*Provided data*
>>>>

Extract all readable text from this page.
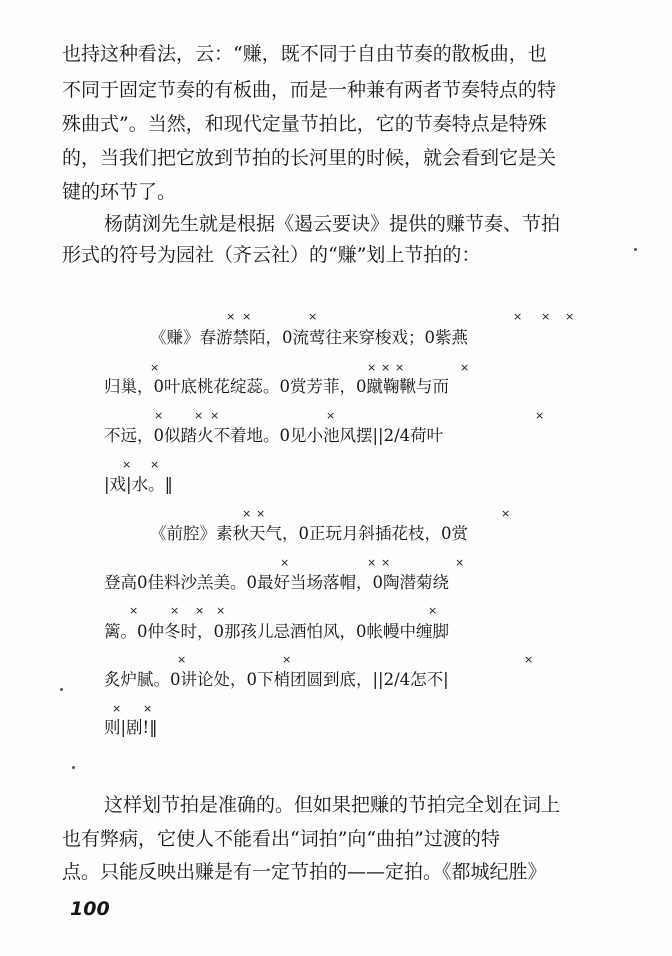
也持这种看法，云：“赚，既不同于自由节奏的散板曲，也
不同于固定节奏的有板曲，而是一种兼有两者节奏特点的特
殊曲式”。当然，和现代定量节拍比，它的节奏特点是特殊
的，当我们把它放到节拍的长河里的时候，就会看到它是关
键的环节了。
杨荫浏先生就是根据《遏云要诀》提供的赚节奏、节拍
形式的符号为园社（齐云社）的“赚”划上节拍的：
× ×	×	× × ×
《赚》春游禁陌，0流莺往来穿梭戏；0紫燕
×	× × ×	×
归巢，0叶底桃花绽蕊。0赏芳菲，0蹴鞠鞦与而
×	× ×	×	×
不远，0似踏火不着地。0见小池风摆||2/4荷叶
× ×
|戏|水。‖
× ×	×
《前腔》素秋天气，0正玩月斜插花枝，0赏
×	× ×	×
登高0佳料沙羔美。0最好当场落帽，0陶潜菊绕
×	× × ×	×
篱。0仲冬时，0那孩儿忌酒怕风，0帐幔中缠脚
×	×	×
炙炉腻。0讲论处，0下梢团圆到底，||2/4怎不|
× ×
则|剧!‖
这样划节拍是准确的。但如果把赚的节拍完全划在词上
也有弊病，它使人不能看出“词拍”向“曲拍”过渡的特
点。只能反映出赚是有一定节拍的——定拍。《都城纪胜》
100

<<<<

*What you need to do*
Print out the lines exactly, skipping any picture.

*Output for this task*
Extract all readable text from this page.
也持这种看法，云：“赚，既不同于自由节奏的散板曲，也
不同于固定节奏的有板曲，而是一种兼有两者节奏特点的特
殊曲式”。当然，和现代定量节拍比，它的节奏特点是特殊
的，当我们把它放到节拍的长河里的时候，就会看到它是关
键的环节了。
杨荫浏先生就是根据《遏云要诀》提供的赚节奏、节拍
形式的符号为园社（齐云社）的“赚”划上节拍的：
× ×	×	× × ×
《赚》春游禁陌，0流莺往来穿梭戏；0紫燕
×	× × ×	×
归巢，0叶底桃花绽蕊。0赏芳菲，0蹴鞠鞦与而
×	× ×	×	×
不远，0似踏火不着地。0见小池风摆||2/4荷叶
× ×
|戏|水。‖
× ×	×
《前腔》素秋天气，0正玩月斜插花枝，0赏
×	× ×	×
登高0佳料沙羔美。0最好当场落帽，0陶潜菊绕
×	× × ×	×
篱。0仲冬时，0那孩儿忌酒怕风，0帐幔中缠脚
×	×	×
炙炉腻。0讲论处，0下梢团圆到底，||2/4怎不|
× ×
则|剧!‖
这样划节拍是准确的。但如果把赚的节拍完全划在词上
也有弊病，它使人不能看出“词拍”向“曲拍”过渡的特
点。只能反映出赚是有一定节拍的——定拍。《都城纪胜》
100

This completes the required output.